Data records:

-------------------------

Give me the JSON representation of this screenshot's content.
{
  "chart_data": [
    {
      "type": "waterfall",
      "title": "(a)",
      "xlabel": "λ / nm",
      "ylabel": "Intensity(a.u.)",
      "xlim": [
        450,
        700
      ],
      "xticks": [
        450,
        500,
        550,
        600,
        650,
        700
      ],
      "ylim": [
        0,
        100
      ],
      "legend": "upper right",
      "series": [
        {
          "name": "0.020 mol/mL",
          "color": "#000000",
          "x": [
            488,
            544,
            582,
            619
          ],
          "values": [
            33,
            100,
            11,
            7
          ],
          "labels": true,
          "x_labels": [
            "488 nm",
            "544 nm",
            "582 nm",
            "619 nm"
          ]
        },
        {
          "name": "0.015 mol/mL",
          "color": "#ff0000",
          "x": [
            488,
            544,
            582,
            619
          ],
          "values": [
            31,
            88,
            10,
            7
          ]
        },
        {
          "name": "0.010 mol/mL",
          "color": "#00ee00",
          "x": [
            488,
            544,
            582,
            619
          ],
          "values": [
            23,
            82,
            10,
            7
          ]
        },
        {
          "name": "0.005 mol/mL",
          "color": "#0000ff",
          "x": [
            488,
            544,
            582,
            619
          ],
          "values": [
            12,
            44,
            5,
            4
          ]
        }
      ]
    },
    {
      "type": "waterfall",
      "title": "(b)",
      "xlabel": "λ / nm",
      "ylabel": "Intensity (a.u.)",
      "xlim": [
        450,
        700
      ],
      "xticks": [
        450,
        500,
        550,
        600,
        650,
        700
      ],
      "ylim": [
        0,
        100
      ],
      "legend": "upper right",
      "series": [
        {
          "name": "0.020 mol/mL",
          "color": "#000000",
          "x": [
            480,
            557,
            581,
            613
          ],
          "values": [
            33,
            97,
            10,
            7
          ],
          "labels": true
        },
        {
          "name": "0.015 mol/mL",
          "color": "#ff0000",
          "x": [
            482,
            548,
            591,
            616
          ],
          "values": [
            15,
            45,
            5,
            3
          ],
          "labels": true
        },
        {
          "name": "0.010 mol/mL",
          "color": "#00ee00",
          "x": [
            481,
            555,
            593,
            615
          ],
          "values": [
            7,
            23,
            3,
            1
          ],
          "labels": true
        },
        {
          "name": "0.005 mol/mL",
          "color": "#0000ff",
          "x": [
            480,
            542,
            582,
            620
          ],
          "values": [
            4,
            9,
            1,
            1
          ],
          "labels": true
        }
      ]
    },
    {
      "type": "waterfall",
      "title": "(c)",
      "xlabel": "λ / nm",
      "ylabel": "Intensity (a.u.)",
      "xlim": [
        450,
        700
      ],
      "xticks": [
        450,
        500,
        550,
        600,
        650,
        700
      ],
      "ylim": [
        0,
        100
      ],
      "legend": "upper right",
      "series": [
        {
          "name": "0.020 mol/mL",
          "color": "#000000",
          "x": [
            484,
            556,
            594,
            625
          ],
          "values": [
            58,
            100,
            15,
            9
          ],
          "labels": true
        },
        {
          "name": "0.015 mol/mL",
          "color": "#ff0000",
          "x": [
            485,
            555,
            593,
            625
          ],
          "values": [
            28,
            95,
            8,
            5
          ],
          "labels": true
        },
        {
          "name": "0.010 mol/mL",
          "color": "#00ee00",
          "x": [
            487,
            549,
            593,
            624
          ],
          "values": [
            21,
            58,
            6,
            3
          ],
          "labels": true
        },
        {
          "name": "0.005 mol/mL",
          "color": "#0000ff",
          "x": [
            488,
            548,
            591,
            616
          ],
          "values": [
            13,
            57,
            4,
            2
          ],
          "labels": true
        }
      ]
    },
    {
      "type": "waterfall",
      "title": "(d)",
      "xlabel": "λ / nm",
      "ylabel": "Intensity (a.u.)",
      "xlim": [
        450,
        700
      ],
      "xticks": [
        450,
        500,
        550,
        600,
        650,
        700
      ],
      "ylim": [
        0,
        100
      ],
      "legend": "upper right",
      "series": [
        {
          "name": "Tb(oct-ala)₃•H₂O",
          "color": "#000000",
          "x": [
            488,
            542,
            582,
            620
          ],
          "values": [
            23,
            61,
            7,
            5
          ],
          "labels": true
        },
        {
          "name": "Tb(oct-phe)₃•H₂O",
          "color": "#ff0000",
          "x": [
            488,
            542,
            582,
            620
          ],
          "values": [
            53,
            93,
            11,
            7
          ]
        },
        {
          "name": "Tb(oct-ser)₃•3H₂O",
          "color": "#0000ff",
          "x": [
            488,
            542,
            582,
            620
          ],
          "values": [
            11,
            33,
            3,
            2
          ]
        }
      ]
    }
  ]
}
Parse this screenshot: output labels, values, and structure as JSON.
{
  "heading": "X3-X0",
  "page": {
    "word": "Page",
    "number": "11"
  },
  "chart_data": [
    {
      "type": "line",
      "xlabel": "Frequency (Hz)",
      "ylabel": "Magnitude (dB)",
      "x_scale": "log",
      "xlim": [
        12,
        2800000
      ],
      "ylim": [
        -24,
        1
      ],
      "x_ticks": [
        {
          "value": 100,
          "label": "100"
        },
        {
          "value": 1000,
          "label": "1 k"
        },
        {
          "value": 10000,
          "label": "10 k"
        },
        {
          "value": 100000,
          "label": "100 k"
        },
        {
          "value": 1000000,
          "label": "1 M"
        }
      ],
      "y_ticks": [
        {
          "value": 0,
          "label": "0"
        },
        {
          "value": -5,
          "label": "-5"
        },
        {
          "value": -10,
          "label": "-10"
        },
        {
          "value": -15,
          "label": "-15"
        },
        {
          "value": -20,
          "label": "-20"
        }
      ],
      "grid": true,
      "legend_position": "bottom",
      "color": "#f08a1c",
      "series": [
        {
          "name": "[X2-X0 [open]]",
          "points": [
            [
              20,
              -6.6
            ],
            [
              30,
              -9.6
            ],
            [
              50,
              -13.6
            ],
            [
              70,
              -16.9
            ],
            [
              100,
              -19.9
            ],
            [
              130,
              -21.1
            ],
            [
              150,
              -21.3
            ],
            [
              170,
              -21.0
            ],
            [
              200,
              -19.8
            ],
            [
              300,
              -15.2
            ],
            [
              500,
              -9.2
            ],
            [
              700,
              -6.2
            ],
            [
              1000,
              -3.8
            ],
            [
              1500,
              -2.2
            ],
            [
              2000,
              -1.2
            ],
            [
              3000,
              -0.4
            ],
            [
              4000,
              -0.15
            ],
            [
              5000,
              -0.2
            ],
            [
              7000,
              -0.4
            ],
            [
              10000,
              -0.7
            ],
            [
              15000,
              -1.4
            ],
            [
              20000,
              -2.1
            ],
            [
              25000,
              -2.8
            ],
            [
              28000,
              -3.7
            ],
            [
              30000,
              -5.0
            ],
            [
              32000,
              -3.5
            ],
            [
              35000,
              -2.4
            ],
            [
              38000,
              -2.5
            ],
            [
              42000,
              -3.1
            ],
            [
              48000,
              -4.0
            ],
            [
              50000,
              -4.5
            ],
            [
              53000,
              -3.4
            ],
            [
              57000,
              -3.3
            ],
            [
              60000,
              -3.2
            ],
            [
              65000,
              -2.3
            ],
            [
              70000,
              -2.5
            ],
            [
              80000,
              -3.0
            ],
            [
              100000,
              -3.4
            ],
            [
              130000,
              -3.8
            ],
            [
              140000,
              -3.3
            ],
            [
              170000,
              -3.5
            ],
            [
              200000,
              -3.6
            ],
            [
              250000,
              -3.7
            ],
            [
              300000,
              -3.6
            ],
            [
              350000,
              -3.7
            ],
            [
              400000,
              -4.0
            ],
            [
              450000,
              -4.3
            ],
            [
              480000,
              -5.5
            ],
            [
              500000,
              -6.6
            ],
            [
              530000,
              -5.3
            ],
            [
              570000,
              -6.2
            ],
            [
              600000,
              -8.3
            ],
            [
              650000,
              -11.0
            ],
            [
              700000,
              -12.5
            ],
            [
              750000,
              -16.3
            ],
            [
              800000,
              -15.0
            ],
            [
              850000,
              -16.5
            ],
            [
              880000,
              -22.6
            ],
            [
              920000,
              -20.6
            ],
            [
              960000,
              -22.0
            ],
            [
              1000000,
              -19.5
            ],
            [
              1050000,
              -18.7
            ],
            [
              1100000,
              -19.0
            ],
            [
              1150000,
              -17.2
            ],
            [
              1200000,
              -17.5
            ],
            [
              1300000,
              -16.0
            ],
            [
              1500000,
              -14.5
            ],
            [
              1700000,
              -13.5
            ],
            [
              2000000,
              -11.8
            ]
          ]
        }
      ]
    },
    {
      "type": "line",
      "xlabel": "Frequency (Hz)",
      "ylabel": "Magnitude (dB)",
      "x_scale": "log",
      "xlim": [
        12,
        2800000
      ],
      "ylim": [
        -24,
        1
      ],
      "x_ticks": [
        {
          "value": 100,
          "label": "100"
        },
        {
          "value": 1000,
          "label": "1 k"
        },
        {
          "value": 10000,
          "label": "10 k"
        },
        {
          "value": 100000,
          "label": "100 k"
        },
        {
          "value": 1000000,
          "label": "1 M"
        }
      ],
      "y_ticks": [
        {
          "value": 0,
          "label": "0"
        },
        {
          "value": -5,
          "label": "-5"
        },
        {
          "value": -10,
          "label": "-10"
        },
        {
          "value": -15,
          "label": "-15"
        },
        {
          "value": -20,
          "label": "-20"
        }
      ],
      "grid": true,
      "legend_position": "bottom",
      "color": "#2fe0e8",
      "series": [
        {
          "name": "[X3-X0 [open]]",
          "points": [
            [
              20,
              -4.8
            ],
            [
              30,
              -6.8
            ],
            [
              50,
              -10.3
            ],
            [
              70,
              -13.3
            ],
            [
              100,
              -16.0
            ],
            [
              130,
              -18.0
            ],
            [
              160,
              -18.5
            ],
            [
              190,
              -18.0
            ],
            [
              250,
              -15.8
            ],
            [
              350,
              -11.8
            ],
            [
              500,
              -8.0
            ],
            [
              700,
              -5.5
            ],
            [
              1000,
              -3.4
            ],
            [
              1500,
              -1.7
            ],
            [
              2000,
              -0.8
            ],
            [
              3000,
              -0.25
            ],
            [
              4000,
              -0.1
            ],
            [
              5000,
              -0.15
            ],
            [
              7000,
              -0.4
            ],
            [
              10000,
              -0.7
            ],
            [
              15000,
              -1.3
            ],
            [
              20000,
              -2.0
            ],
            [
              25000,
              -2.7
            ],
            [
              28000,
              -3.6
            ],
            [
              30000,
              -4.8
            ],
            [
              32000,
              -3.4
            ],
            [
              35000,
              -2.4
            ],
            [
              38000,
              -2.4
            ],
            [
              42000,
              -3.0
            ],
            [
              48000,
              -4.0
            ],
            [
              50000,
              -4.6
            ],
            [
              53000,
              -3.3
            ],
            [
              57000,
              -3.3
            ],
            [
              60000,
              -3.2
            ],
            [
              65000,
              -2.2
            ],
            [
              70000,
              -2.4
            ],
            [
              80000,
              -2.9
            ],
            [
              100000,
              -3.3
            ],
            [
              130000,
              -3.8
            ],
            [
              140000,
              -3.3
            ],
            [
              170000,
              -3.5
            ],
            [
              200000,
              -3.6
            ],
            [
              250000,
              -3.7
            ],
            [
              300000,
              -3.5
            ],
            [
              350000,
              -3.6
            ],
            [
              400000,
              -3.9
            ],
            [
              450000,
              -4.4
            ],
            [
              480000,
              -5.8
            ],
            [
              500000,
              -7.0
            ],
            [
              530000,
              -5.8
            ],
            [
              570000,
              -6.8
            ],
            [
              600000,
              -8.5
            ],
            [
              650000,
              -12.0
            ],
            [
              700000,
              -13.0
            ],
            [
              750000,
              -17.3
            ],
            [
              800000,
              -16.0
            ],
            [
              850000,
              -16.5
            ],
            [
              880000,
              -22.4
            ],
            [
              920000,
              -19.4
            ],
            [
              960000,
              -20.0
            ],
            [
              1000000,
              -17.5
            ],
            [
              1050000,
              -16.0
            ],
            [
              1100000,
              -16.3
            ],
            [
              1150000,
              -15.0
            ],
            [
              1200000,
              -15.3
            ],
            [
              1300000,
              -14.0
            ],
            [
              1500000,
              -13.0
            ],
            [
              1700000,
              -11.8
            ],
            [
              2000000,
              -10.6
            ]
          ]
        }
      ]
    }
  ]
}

-------------------------

■ Given request
Lines that hold "this" are the ones to copy; find all of them.

■ Result
Give me the JSON representation of this screenshot's content.
Parse this screenshot: output labels, values, and structure as JSON.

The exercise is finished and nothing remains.